[Short task]
Give the number of lines in this listing that contain the word "年拉丁美洲和加勒比地区电子商务市场按国家分布", and nothing else.

A block of data:
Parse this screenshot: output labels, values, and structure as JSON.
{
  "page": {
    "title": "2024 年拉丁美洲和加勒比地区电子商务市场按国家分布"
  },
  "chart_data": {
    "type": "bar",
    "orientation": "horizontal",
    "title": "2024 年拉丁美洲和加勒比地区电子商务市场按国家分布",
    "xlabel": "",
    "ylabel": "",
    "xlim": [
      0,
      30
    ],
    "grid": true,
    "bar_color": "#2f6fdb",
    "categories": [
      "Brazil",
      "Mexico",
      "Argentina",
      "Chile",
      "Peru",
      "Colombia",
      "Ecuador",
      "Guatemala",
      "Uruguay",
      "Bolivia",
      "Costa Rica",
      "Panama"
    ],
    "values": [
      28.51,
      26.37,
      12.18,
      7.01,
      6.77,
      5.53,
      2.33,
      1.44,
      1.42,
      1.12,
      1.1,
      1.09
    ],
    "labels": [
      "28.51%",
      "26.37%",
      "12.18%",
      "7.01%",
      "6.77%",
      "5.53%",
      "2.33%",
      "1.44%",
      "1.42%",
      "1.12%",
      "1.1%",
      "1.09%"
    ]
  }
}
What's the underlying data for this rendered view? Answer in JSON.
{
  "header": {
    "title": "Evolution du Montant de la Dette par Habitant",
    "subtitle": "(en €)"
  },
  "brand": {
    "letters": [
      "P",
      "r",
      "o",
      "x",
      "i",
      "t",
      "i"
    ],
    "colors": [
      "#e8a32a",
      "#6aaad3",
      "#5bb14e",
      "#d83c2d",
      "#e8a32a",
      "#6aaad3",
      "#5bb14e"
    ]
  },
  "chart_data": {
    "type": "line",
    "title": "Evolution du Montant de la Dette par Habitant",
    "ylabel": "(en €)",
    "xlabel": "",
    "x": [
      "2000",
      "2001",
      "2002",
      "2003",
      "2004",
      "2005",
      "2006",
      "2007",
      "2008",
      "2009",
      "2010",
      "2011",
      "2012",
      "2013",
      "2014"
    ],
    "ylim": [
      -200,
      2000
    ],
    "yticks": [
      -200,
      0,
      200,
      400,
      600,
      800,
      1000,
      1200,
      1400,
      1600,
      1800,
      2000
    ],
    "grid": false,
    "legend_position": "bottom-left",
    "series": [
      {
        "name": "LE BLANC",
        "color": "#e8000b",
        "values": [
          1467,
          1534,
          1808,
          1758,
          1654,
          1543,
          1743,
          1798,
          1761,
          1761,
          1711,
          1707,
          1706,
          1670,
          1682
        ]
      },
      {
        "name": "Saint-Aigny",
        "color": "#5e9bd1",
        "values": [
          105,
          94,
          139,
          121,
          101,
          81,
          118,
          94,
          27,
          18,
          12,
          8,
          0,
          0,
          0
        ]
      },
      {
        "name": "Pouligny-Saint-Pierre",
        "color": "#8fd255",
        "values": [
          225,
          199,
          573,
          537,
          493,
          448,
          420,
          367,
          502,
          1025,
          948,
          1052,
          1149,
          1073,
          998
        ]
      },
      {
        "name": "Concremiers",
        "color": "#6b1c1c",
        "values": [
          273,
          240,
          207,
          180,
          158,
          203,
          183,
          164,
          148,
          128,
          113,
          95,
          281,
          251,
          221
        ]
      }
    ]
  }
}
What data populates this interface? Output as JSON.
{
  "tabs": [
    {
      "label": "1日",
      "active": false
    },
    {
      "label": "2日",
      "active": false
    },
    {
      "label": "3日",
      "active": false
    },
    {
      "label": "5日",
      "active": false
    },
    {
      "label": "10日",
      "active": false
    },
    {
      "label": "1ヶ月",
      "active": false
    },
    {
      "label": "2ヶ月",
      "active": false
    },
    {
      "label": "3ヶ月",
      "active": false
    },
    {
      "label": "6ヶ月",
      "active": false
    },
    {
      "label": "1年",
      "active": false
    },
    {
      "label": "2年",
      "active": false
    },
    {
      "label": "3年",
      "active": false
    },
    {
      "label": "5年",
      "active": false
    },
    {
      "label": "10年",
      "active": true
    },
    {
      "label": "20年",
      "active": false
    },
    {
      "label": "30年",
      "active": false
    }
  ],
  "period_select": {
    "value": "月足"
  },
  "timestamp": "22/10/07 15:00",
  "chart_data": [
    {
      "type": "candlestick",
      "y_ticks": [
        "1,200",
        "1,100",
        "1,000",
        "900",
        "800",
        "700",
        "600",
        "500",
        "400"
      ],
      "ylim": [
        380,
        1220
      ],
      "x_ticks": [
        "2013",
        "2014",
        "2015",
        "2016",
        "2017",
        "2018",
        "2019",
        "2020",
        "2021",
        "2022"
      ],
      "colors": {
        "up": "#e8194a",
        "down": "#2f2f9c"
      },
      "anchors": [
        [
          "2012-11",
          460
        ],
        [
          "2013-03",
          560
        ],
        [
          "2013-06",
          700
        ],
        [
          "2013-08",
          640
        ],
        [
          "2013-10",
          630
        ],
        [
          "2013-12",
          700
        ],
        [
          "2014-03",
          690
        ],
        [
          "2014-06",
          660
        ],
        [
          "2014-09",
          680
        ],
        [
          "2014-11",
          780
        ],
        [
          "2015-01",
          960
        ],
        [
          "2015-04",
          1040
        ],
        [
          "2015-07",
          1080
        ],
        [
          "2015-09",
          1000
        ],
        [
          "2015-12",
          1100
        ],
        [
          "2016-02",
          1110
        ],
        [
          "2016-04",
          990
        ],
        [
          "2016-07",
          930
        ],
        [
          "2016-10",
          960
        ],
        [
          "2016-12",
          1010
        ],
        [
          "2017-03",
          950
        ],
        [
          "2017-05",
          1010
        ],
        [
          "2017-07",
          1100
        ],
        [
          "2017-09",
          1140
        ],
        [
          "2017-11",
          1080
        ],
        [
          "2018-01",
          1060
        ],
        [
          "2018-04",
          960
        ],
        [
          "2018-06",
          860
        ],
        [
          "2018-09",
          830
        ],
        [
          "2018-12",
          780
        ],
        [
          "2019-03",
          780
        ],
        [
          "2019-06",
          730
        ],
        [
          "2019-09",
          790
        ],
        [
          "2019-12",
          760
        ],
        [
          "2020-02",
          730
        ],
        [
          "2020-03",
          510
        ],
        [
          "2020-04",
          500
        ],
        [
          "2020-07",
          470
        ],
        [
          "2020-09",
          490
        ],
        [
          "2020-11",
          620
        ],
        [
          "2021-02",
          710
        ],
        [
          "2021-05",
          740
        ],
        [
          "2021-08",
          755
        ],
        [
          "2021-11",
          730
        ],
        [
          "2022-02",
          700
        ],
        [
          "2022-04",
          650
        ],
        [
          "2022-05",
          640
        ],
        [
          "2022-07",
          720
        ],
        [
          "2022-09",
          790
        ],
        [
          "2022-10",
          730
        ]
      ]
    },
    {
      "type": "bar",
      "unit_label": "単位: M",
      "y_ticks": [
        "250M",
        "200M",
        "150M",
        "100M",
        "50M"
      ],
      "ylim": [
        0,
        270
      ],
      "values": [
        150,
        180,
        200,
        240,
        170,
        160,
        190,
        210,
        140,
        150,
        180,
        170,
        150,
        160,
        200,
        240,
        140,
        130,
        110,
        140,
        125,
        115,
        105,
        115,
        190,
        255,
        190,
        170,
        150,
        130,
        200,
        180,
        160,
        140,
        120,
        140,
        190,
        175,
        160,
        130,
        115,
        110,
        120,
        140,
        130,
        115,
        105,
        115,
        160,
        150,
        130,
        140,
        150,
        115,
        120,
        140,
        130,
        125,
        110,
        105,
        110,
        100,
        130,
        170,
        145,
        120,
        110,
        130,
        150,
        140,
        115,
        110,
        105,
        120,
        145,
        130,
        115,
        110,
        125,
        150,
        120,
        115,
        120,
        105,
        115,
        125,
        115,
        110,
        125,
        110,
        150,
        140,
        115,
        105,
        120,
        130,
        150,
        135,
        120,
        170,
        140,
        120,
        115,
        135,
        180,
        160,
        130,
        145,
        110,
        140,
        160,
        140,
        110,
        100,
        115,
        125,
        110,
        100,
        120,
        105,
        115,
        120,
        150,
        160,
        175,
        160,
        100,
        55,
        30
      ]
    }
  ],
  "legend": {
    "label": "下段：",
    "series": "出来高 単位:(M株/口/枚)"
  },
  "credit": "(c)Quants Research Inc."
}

[Task result]
2